Task to carry out - Write out the entries again exactly as they are given.

--- Start Material supplied ---

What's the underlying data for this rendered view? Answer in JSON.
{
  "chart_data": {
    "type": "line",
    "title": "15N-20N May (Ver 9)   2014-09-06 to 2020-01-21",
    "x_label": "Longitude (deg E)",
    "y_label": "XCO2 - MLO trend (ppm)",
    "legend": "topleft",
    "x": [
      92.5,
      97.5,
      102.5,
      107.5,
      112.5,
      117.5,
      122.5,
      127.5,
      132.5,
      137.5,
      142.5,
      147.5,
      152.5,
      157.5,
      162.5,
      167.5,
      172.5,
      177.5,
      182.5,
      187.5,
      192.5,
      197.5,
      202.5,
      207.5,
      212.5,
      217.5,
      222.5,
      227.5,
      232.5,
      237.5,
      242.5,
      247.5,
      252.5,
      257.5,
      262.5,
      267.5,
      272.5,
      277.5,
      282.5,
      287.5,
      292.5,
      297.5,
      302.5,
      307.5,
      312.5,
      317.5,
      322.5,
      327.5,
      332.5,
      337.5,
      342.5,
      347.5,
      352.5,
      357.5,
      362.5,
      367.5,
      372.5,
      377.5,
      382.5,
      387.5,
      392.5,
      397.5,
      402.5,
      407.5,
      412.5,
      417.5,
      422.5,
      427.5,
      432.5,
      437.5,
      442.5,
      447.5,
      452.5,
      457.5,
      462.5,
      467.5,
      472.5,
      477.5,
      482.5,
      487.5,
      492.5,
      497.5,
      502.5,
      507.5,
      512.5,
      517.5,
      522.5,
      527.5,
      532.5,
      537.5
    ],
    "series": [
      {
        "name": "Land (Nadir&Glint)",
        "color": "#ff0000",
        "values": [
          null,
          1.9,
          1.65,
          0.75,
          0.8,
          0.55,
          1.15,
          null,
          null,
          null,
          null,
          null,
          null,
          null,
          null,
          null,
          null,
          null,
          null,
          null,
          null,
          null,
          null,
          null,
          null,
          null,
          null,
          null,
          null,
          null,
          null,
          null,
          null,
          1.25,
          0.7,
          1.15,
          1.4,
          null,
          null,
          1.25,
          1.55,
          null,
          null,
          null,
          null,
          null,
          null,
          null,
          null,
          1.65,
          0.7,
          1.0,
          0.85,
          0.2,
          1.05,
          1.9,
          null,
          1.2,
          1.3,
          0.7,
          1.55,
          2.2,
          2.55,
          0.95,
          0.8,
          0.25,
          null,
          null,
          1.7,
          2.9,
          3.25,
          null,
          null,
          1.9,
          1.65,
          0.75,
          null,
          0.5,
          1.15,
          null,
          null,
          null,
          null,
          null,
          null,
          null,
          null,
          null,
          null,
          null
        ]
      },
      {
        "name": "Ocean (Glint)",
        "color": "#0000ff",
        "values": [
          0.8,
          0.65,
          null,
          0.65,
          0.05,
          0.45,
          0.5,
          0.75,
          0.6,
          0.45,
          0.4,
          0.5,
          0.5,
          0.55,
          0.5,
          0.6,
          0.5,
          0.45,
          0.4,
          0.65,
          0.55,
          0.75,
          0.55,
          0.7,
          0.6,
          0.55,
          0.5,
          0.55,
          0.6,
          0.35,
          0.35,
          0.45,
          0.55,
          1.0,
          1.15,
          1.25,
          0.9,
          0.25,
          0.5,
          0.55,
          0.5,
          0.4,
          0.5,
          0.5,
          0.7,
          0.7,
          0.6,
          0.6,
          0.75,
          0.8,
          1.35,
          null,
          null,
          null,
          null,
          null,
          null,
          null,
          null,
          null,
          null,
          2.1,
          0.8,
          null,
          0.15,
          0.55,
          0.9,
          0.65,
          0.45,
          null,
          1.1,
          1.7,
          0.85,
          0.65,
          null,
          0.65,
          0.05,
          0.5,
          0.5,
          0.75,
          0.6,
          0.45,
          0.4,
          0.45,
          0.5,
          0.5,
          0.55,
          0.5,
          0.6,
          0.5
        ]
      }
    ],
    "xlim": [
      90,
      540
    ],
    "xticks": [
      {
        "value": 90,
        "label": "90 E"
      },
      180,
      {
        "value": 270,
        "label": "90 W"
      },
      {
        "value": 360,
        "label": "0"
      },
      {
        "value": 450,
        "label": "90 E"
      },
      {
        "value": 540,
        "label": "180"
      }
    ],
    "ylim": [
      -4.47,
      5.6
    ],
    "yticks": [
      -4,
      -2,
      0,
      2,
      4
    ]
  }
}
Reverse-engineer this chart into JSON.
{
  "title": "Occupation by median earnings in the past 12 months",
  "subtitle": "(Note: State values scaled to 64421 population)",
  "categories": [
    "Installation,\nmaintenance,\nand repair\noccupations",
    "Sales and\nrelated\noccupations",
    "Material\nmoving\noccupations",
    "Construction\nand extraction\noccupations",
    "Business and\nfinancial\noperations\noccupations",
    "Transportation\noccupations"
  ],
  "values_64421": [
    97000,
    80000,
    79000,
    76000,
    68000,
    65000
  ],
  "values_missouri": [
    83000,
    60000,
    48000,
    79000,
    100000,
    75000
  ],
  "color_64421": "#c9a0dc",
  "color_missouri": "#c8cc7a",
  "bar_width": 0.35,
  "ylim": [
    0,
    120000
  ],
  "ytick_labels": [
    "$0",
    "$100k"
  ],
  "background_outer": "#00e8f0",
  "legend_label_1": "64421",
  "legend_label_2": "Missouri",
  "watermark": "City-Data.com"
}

--- End Material supplied ---

The reply -
What's the underlying data for this rendered view? Answer in JSON.
{
  "chart_data": {
    "type": "line",
    "title": "15N-20N May (Ver 9)   2014-09-06 to 2020-01-21",
    "x_label": "Longitude (deg E)",
    "y_label": "XCO2 - MLO trend (ppm)",
    "legend": "topleft",
    "x": [
      92.5,
      97.5,
      102.5,
      107.5,
      112.5,
      117.5,
      122.5,
      127.5,
      132.5,
      137.5,
      142.5,
      147.5,
      152.5,
      157.5,
      162.5,
      167.5,
      172.5,
      177.5,
      182.5,
      187.5,
      192.5,
      197.5,
      202.5,
      207.5,
      212.5,
      217.5,
      222.5,
      227.5,
      232.5,
      237.5,
      242.5,
      247.5,
      252.5,
      257.5,
      262.5,
      267.5,
      272.5,
      277.5,
      282.5,
      287.5,
      292.5,
      297.5,
      302.5,
      307.5,
      312.5,
      317.5,
      322.5,
      327.5,
      332.5,
      337.5,
      342.5,
      347.5,
      352.5,
      357.5,
      362.5,
      367.5,
      372.5,
      377.5,
      382.5,
      387.5,
      392.5,
      397.5,
      402.5,
      407.5,
      412.5,
      417.5,
      422.5,
      427.5,
      432.5,
      437.5,
      442.5,
      447.5,
      452.5,
      457.5,
      462.5,
      467.5,
      472.5,
      477.5,
      482.5,
      487.5,
      492.5,
      497.5,
      502.5,
      507.5,
      512.5,
      517.5,
      522.5,
      527.5,
      532.5,
      537.5
    ],
    "series": [
      {
        "name": "Land (Nadir&Glint)",
        "color": "#ff0000",
        "values": [
          null,
          1.9,
          1.65,
          0.75,
          0.8,
          0.55,
          1.15,
          null,
          null,
          null,
          null,
          null,
          null,
          null,
          null,
          null,
          null,
          null,
          null,
          null,
          null,
          null,
          null,
          null,
          null,
          null,
          null,
          null,
          null,
          null,
          null,
          null,
          null,
          1.25,
          0.7,
          1.15,
          1.4,
          null,
          null,
          1.25,
          1.55,
          null,
          null,
          null,
          null,
          null,
          null,
          null,
          null,
          1.65,
          0.7,
          1.0,
          0.85,
          0.2,
          1.05,
          1.9,
          null,
          1.2,
          1.3,
          0.7,
          1.55,
          2.2,
          2.55,
          0.95,
          0.8,
          0.25,
          null,
          null,
          1.7,
          2.9,
          3.25,
          null,
          null,
          1.9,
          1.65,
          0.75,
          null,
          0.5,
          1.15,
          null,
          null,
          null,
          null,
          null,
          null,
          null,
          null,
          null,
          null,
          null
        ]
      },
      {
        "name": "Ocean (Glint)",
        "color": "#0000ff",
        "values": [
          0.8,
          0.65,
          null,
          0.65,
          0.05,
          0.45,
          0.5,
          0.75,
          0.6,
          0.45,
          0.4,
          0.5,
          0.5,
          0.55,
          0.5,
          0.6,
          0.5,
          0.45,
          0.4,
          0.65,
          0.55,
          0.75,
          0.55,
          0.7,
          0.6,
          0.55,
          0.5,
          0.55,
          0.6,
          0.35,
          0.35,
          0.45,
          0.55,
          1.0,
          1.15,
          1.25,
          0.9,
          0.25,
          0.5,
          0.55,
          0.5,
          0.4,
          0.5,
          0.5,
          0.7,
          0.7,
          0.6,
          0.6,
          0.75,
          0.8,
          1.35,
          null,
          null,
          null,
          null,
          null,
          null,
          null,
          null,
          null,
          null,
          2.1,
          0.8,
          null,
          0.15,
          0.55,
          0.9,
          0.65,
          0.45,
          null,
          1.1,
          1.7,
          0.85,
          0.65,
          null,
          0.65,
          0.05,
          0.5,
          0.5,
          0.75,
          0.6,
          0.45,
          0.4,
          0.45,
          0.5,
          0.5,
          0.55,
          0.5,
          0.6,
          0.5
        ]
      }
    ],
    "xlim": [
      90,
      540
    ],
    "xticks": [
      {
        "value": 90,
        "label": "90 E"
      },
      180,
      {
        "value": 270,
        "label": "90 W"
      },
      {
        "value": 360,
        "label": "0"
      },
      {
        "value": 450,
        "label": "90 E"
      },
      {
        "value": 540,
        "label": "180"
      }
    ],
    "ylim": [
      -4.47,
      5.6
    ],
    "yticks": [
      -4,
      -2,
      0,
      2,
      4
    ]
  }
}
Reverse-engineer this chart into JSON.
{
  "title": "Occupation by median earnings in the past 12 months",
  "subtitle": "(Note: State values scaled to 64421 population)",
  "categories": [
    "Installation,\nmaintenance,\nand repair\noccupations",
    "Sales and\nrelated\noccupations",
    "Material\nmoving\noccupations",
    "Construction\nand extraction\noccupations",
    "Business and\nfinancial\noperations\noccupations",
    "Transportation\noccupations"
  ],
  "values_64421": [
    97000,
    80000,
    79000,
    76000,
    68000,
    65000
  ],
  "values_missouri": [
    83000,
    60000,
    48000,
    79000,
    100000,
    75000
  ],
  "color_64421": "#c9a0dc",
  "color_missouri": "#c8cc7a",
  "bar_width": 0.35,
  "ylim": [
    0,
    120000
  ],
  "ytick_labels": [
    "$0",
    "$100k"
  ],
  "background_outer": "#00e8f0",
  "legend_label_1": "64421",
  "legend_label_2": "Missouri",
  "watermark": "City-Data.com"
}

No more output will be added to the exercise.